## [YOUR INSTRUCTIONS]
Copy out each line of the material below that holds the string "details".

===============

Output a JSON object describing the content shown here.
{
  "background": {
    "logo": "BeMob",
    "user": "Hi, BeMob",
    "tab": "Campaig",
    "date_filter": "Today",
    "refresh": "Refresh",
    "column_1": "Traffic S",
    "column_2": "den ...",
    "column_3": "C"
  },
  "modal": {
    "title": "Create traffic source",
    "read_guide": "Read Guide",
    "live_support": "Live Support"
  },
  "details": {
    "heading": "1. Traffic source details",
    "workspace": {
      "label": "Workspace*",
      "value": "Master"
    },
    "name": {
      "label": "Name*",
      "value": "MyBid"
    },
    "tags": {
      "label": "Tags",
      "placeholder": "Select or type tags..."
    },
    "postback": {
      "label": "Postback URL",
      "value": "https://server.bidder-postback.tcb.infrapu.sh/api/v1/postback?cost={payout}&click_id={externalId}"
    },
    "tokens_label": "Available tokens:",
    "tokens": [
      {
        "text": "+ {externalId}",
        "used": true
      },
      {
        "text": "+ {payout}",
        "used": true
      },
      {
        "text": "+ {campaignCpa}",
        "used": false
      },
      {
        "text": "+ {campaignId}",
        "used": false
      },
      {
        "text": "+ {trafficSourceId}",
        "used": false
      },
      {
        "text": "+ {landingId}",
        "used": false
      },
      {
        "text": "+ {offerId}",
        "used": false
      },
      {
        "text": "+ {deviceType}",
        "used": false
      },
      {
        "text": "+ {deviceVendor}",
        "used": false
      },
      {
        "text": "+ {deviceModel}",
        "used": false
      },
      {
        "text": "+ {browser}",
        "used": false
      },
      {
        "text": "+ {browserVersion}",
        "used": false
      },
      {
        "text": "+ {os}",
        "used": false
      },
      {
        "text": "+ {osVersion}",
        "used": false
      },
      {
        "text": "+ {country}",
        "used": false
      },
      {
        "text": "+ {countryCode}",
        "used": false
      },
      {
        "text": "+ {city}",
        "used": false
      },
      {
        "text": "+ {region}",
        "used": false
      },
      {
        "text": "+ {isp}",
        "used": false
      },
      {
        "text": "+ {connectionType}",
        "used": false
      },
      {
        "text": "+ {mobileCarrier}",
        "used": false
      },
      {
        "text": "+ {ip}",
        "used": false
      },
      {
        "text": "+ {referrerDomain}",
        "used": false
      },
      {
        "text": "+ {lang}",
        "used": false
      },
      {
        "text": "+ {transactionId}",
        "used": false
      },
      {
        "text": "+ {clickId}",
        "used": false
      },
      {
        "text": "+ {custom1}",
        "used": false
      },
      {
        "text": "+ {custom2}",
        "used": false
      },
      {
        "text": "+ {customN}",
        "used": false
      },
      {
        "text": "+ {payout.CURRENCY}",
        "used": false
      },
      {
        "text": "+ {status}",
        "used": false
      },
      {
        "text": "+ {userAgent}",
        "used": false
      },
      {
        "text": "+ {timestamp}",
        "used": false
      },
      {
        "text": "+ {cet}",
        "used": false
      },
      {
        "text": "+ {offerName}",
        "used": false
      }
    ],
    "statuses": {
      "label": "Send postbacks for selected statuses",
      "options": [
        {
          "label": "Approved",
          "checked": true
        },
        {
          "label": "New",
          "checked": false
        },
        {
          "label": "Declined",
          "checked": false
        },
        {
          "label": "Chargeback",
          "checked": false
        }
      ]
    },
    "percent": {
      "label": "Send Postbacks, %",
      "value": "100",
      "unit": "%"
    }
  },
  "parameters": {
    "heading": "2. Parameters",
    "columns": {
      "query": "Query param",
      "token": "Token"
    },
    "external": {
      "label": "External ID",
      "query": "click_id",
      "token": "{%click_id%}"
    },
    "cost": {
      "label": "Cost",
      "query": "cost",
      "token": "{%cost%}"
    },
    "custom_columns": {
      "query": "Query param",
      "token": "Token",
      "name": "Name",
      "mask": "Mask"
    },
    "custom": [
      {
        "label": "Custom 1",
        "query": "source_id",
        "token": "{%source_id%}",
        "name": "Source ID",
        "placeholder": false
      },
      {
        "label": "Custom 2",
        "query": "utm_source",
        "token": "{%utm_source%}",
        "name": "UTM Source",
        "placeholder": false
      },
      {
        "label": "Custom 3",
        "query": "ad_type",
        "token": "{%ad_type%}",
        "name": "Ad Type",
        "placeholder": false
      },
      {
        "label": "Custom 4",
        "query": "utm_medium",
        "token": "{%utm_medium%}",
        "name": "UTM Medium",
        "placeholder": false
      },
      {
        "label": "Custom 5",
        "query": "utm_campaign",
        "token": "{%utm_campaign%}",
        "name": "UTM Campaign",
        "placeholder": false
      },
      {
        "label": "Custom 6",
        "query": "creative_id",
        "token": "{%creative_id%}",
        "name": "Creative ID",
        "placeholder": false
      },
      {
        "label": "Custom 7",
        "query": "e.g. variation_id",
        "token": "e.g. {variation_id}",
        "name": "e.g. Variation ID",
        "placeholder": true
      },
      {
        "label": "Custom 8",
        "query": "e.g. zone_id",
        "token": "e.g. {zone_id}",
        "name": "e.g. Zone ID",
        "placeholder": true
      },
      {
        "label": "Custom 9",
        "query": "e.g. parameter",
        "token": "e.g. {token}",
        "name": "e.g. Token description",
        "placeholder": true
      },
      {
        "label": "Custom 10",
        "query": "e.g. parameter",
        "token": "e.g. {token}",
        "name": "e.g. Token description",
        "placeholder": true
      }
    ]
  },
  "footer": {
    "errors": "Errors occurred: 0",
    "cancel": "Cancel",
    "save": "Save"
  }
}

===============

## [SOLUTION TO THIS PROBLEM]
  "details": {
    "heading": "1. Traffic source details",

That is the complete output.